# Problem details:
Examine the records and identify each line that includes the string "zamówienie". Copy those lines.
— START OF Supplied material —
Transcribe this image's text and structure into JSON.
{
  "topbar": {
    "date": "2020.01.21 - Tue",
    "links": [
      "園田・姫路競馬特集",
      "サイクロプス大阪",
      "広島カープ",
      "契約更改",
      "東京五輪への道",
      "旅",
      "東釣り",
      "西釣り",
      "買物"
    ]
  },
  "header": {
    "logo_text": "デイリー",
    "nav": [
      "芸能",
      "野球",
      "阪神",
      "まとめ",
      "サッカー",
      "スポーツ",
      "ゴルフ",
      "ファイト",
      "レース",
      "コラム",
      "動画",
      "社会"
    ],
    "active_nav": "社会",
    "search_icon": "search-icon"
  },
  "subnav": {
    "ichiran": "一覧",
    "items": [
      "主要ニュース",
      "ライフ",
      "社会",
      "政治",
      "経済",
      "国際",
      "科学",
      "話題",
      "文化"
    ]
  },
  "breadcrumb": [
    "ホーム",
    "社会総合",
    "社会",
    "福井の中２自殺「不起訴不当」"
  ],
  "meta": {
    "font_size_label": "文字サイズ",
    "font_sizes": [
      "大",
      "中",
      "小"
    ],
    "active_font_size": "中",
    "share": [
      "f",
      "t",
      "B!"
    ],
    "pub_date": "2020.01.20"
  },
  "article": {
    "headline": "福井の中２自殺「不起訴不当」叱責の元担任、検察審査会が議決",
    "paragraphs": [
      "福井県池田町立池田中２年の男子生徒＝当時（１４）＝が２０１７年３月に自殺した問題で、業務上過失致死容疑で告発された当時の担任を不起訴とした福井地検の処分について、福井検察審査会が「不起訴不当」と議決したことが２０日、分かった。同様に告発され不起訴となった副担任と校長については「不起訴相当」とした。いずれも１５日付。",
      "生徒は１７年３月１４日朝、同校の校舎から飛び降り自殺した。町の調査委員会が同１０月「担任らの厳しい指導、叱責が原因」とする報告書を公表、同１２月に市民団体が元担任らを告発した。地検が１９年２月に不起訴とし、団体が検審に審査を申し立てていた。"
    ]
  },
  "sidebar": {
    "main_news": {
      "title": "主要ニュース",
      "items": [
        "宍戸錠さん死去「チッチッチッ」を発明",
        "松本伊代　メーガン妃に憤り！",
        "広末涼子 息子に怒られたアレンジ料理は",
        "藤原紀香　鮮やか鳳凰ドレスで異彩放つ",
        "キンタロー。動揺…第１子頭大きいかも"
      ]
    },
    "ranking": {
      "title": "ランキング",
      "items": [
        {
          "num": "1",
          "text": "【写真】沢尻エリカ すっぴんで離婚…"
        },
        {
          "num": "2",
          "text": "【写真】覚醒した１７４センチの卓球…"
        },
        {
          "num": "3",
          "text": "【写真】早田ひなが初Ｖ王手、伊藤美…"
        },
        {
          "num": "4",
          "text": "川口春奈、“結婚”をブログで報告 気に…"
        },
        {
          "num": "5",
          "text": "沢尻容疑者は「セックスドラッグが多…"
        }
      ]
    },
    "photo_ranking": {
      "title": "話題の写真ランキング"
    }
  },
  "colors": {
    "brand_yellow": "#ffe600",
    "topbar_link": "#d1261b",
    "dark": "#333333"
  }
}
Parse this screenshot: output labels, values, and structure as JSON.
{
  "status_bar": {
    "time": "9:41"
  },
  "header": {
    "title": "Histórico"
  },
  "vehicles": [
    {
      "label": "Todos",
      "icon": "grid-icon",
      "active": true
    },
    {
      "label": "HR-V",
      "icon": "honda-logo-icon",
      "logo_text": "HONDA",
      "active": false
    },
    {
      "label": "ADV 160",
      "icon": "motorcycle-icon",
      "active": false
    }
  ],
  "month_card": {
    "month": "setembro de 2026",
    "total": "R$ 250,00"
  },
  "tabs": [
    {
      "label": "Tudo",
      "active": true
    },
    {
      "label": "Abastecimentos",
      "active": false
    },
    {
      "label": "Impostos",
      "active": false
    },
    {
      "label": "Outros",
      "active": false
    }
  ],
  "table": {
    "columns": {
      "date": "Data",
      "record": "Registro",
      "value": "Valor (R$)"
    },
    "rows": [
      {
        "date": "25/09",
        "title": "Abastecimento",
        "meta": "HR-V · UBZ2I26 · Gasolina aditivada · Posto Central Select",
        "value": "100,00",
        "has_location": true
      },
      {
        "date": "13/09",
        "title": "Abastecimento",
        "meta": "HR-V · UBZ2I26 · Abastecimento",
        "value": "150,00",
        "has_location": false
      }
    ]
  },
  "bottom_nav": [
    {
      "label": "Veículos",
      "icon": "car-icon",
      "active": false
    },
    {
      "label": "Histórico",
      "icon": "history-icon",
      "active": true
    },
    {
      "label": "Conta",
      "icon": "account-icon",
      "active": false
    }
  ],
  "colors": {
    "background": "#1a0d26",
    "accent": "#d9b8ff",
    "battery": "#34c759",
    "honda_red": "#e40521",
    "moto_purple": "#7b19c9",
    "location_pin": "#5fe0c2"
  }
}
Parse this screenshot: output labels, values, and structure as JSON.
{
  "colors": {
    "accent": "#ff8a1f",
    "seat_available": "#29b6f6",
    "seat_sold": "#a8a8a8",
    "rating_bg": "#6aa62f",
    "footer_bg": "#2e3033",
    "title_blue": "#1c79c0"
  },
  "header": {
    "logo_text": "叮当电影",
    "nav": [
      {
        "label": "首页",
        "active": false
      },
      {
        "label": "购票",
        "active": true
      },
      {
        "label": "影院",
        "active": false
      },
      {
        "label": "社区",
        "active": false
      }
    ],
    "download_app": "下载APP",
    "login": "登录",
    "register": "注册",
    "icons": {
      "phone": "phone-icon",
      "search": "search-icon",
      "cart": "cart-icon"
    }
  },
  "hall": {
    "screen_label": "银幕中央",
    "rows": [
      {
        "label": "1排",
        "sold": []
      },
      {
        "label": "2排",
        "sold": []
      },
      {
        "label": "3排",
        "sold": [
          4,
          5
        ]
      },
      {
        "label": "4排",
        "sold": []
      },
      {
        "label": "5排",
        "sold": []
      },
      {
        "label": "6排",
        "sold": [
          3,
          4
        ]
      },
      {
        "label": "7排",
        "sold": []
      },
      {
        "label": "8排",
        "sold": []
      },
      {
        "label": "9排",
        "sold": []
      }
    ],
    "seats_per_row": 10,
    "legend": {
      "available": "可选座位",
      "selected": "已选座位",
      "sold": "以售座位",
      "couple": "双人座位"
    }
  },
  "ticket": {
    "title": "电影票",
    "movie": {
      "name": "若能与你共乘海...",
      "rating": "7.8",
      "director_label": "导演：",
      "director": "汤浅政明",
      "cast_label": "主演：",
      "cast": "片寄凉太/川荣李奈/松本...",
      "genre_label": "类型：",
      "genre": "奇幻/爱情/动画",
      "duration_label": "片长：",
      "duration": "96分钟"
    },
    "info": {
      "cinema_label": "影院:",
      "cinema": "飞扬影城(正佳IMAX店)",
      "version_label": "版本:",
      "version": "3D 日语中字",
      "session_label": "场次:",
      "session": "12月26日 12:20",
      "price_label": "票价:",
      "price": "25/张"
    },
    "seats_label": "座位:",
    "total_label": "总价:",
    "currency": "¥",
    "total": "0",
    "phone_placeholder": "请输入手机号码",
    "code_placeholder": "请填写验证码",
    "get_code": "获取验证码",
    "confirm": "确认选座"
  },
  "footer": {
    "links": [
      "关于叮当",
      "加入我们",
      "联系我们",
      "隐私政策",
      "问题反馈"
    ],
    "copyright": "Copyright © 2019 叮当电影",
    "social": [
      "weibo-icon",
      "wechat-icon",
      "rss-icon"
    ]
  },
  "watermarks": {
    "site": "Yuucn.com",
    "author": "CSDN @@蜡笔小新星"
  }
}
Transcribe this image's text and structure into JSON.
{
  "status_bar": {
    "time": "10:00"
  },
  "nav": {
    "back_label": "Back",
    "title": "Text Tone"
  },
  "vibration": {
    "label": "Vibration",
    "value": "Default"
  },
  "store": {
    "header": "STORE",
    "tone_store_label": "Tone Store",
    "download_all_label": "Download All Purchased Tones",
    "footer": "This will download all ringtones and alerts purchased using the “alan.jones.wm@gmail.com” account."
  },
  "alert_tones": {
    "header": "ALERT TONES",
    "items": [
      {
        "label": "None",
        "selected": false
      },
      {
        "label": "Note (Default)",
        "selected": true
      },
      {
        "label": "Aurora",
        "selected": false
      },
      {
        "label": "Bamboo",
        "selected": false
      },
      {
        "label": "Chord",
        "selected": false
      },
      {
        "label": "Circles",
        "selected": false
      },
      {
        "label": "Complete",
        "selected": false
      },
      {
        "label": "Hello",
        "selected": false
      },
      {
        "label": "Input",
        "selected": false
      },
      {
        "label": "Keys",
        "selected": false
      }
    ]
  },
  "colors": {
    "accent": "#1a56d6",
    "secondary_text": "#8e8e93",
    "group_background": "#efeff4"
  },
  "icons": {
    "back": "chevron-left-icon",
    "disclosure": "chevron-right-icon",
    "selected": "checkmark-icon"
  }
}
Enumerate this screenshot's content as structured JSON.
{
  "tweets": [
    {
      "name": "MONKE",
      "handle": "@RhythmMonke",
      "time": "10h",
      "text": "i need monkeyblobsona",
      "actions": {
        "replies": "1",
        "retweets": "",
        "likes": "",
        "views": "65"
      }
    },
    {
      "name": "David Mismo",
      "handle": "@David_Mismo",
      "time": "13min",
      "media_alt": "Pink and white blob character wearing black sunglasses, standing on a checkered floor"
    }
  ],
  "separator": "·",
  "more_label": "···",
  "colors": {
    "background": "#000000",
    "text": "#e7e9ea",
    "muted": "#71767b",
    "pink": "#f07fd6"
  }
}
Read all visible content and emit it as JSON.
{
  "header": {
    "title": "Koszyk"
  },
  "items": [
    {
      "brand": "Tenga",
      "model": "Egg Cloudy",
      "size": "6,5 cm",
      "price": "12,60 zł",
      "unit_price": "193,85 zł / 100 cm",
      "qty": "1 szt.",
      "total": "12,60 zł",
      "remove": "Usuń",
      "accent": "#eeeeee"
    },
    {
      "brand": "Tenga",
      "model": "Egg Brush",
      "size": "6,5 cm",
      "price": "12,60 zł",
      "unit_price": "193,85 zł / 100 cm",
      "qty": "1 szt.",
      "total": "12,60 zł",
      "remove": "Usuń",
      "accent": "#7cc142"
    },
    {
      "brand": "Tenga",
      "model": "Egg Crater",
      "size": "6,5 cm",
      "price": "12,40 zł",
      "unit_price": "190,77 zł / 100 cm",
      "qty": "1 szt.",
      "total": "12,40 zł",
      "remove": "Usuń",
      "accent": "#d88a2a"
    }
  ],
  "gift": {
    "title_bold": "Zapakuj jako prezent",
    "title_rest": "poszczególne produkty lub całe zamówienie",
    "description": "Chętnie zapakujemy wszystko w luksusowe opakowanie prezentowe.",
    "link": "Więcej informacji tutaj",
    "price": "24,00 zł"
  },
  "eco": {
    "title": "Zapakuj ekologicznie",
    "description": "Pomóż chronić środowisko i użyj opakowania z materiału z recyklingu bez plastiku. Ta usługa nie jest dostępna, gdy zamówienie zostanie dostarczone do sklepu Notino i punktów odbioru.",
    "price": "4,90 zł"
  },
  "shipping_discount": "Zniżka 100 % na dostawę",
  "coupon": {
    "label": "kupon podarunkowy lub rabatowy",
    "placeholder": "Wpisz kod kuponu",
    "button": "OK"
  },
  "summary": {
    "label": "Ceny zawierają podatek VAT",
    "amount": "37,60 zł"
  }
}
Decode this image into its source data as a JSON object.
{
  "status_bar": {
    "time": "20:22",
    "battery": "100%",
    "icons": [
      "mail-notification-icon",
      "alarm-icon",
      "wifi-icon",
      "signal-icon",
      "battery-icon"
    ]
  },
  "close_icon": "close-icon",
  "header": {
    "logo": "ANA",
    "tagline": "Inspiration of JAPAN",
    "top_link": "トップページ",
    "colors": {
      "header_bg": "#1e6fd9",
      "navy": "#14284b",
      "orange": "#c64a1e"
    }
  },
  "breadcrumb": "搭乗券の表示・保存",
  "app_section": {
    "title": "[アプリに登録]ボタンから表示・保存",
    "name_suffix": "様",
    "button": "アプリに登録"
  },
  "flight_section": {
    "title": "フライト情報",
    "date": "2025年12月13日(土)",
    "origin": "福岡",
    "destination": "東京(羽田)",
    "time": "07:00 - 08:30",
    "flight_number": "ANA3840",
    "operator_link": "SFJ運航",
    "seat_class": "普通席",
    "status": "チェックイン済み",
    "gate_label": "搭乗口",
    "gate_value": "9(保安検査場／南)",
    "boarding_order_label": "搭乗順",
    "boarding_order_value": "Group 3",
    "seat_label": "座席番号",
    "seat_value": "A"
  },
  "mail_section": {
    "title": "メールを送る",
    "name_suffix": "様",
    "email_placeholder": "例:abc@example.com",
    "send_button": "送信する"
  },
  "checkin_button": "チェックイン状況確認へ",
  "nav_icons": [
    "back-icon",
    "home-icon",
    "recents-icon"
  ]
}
— END OF Supplied material —
# Output below:
    "title_rest": "poszczególne produkty lub całe zamówienie",
    "description": "Pomóż chronić środowisko i użyj opakowania z materiału z recyklingu bez plastiku. Ta usługa nie jest dostępna, gdy zamówienie zostanie dostarczone do sklepu Notino i punktów odbioru.",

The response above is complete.